Prompt: Write out each line from the data below that includes the word "this".

## BEGIN

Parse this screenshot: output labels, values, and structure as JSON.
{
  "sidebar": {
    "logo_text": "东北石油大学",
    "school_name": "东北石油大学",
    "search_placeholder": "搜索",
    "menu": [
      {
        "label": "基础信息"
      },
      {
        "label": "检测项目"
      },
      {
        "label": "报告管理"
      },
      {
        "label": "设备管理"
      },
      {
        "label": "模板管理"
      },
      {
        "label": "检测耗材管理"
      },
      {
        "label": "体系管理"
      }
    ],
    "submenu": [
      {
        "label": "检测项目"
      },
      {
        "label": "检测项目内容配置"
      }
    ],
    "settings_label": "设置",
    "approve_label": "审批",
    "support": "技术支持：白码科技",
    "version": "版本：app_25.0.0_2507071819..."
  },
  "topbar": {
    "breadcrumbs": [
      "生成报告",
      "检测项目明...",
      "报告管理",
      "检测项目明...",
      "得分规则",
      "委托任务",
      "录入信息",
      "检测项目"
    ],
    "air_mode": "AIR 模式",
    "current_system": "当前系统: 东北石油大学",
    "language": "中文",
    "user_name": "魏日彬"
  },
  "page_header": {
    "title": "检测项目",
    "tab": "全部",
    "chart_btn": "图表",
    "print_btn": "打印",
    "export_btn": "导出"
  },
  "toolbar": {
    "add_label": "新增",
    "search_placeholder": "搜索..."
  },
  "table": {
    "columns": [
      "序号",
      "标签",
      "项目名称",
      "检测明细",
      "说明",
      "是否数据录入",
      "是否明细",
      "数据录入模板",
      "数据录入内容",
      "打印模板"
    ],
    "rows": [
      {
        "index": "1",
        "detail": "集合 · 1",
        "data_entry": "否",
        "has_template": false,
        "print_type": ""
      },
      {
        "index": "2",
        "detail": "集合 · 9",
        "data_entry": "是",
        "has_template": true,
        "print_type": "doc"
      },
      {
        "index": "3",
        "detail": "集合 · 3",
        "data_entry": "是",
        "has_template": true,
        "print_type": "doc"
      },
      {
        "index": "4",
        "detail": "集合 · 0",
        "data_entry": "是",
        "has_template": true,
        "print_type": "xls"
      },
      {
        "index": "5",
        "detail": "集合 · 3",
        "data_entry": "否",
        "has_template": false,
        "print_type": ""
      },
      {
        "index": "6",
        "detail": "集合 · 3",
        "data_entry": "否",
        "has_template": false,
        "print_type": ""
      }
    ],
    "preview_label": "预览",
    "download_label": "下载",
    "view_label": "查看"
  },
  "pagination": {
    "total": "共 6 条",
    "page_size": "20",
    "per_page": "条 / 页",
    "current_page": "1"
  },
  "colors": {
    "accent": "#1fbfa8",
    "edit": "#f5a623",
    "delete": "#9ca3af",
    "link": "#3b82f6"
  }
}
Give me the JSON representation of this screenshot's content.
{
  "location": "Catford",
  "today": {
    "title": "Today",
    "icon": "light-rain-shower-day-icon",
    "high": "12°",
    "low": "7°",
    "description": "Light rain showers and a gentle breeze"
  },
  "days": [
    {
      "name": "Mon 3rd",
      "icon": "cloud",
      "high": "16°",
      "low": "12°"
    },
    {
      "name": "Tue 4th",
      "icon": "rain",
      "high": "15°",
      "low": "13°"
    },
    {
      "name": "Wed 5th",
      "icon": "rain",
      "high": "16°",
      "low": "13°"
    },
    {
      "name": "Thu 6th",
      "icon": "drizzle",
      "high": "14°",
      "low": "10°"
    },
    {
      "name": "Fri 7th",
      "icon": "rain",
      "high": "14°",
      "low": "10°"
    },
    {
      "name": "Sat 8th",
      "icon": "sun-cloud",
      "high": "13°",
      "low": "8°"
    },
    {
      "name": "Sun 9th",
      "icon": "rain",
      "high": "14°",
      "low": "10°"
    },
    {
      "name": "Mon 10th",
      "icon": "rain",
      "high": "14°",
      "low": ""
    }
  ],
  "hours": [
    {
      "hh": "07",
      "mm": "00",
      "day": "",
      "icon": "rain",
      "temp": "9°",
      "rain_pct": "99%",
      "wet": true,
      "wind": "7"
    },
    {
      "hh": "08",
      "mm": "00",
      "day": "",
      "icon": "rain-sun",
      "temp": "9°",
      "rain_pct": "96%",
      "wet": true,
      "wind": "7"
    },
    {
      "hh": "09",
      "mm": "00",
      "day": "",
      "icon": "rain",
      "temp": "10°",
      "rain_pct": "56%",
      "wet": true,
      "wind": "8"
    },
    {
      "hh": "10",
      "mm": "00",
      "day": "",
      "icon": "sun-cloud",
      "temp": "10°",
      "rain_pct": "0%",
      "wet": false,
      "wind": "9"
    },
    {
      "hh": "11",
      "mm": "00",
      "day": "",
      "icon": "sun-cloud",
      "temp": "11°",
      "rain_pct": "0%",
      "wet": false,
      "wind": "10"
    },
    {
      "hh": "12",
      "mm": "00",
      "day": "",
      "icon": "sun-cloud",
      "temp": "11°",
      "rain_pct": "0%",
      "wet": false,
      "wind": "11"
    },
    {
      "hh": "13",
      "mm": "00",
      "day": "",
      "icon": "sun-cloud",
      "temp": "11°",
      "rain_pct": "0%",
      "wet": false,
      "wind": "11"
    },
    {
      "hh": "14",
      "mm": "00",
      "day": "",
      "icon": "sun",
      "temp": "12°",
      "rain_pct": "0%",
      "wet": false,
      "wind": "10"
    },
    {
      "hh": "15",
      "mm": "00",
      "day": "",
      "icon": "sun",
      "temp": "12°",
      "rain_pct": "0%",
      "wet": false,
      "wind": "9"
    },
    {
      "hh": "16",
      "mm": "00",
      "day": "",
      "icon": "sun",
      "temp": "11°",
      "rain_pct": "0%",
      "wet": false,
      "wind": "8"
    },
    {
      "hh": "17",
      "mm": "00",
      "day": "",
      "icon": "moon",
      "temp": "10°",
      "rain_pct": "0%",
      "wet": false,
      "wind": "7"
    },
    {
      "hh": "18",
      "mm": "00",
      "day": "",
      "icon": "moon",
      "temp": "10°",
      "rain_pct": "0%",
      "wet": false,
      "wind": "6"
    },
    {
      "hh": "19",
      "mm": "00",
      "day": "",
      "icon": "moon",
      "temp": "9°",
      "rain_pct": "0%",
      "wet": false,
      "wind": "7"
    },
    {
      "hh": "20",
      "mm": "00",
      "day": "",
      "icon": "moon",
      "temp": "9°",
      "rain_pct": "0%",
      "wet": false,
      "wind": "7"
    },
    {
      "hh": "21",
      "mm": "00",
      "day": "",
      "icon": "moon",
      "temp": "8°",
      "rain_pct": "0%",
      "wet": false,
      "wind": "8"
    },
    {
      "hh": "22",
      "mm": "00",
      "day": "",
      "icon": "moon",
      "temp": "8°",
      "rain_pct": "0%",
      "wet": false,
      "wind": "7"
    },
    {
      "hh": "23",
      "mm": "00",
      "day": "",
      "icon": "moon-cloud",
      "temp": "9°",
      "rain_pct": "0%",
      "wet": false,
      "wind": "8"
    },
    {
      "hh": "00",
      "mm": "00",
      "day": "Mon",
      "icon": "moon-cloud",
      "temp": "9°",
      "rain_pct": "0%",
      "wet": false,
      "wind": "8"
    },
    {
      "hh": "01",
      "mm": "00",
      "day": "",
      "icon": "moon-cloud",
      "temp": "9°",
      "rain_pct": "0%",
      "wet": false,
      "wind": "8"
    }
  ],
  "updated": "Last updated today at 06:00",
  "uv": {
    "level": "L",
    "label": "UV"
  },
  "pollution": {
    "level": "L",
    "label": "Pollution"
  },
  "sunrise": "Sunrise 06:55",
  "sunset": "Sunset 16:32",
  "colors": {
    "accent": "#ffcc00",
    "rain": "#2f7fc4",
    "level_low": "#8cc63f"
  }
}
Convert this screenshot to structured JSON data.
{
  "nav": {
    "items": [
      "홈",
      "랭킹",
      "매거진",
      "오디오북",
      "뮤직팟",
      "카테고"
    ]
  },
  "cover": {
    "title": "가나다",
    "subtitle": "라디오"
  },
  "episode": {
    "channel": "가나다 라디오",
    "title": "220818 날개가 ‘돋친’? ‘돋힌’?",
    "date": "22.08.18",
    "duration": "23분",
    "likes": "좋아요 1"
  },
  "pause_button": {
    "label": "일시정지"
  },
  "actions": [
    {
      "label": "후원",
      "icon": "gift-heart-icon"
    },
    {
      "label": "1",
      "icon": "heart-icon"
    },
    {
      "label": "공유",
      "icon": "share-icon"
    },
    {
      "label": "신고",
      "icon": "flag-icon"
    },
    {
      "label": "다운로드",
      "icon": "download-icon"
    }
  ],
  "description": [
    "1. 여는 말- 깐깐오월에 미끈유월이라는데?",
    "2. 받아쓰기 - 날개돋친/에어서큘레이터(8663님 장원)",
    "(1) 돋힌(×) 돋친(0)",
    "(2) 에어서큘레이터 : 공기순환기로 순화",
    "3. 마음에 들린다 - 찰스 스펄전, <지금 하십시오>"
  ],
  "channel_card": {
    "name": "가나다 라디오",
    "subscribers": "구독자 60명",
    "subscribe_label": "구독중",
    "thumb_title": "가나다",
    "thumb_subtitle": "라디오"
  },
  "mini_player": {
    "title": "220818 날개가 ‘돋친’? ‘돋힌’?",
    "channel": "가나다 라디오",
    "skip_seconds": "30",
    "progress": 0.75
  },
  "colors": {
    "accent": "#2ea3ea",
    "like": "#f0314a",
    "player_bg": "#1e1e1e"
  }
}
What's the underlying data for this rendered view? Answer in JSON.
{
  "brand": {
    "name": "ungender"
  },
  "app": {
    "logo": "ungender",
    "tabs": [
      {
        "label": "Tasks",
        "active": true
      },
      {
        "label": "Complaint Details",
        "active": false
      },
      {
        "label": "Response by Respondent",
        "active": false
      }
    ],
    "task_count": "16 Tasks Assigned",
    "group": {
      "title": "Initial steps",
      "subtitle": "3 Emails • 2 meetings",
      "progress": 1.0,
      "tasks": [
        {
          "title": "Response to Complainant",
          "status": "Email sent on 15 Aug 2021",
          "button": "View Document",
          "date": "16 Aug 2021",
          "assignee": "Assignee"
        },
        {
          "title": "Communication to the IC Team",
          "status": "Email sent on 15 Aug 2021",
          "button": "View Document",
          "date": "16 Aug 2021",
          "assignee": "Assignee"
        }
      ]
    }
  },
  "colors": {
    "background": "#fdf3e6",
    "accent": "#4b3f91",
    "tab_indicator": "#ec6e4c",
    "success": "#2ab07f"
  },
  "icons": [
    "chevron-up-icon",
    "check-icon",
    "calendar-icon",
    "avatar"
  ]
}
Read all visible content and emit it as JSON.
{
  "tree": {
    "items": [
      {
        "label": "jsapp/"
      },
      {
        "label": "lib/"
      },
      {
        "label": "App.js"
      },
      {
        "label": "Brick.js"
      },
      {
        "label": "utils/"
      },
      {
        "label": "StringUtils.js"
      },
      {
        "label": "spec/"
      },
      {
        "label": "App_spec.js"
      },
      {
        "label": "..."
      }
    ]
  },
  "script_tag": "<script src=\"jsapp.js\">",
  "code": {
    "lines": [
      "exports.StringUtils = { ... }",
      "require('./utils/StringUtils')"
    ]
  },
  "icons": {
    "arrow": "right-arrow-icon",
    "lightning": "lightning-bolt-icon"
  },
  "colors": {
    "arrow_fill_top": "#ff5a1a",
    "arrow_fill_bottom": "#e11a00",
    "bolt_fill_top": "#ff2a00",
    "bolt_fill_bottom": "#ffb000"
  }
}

## END

Final result:
Parse this screenshot: output labels, values, and structure as JSON.
Give me the JSON representation of this screenshot's content.
Convert this screenshot to structured JSON data.
What's the underlying data for this rendered view? Answer in JSON.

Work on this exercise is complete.